[Data records]
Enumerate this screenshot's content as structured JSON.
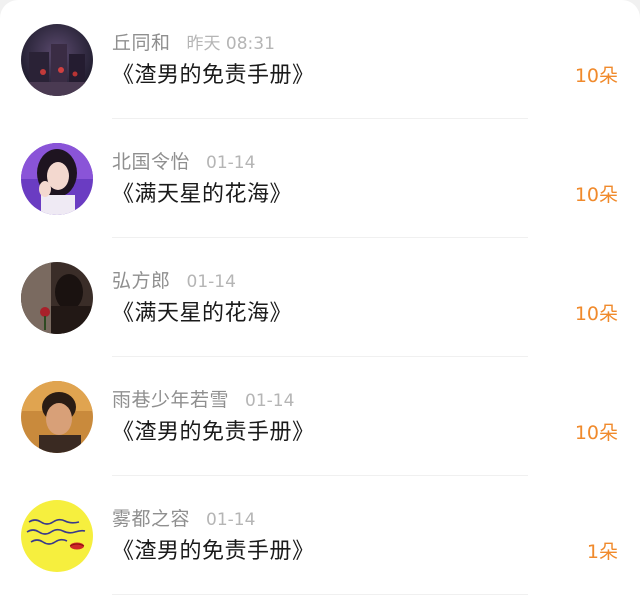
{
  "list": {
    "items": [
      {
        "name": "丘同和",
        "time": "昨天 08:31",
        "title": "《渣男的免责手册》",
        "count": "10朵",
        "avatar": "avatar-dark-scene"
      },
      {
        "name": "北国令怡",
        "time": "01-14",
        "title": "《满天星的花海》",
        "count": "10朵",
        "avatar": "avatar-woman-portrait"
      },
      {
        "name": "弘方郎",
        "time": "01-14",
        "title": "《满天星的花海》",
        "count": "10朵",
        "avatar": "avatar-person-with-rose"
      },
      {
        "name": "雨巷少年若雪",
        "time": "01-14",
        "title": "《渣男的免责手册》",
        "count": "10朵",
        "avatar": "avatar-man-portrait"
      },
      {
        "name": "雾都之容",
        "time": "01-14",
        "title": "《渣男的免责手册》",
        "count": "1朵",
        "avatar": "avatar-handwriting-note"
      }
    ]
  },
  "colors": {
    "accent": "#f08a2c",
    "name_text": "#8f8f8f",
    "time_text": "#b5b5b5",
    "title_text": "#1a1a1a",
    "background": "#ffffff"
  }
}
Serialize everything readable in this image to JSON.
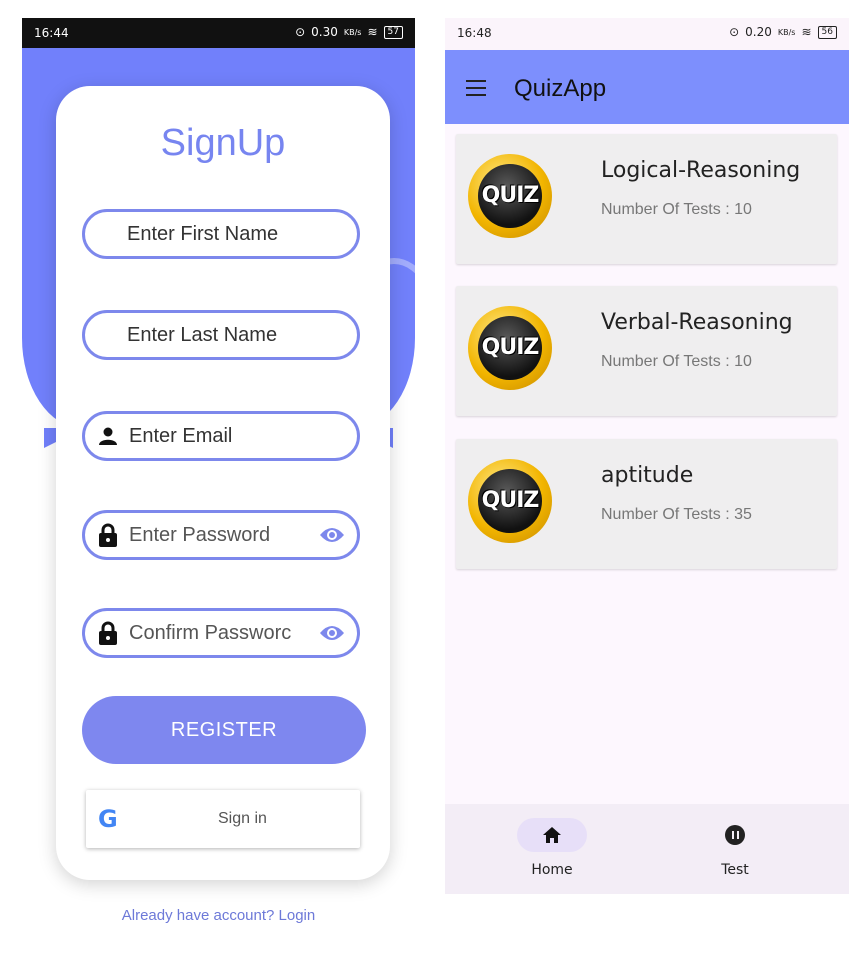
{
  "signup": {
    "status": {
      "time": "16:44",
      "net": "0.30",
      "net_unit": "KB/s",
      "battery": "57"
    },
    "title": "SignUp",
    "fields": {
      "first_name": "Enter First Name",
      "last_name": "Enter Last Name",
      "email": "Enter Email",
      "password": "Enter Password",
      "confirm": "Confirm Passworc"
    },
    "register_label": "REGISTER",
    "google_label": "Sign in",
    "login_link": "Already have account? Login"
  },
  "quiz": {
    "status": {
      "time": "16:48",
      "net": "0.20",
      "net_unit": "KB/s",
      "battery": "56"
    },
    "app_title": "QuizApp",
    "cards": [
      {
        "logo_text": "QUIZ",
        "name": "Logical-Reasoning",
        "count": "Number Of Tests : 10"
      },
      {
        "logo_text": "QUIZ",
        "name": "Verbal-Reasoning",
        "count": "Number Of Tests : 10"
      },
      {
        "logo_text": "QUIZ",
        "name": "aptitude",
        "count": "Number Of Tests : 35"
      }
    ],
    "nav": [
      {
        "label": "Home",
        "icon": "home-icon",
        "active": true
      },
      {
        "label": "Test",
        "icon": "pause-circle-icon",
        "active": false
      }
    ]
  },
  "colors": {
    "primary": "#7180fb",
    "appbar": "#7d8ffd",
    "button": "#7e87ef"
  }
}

▸ **Task objective**
Give only the number of lines in the data that hold the word "Enter".

▸ **Worked answer**
4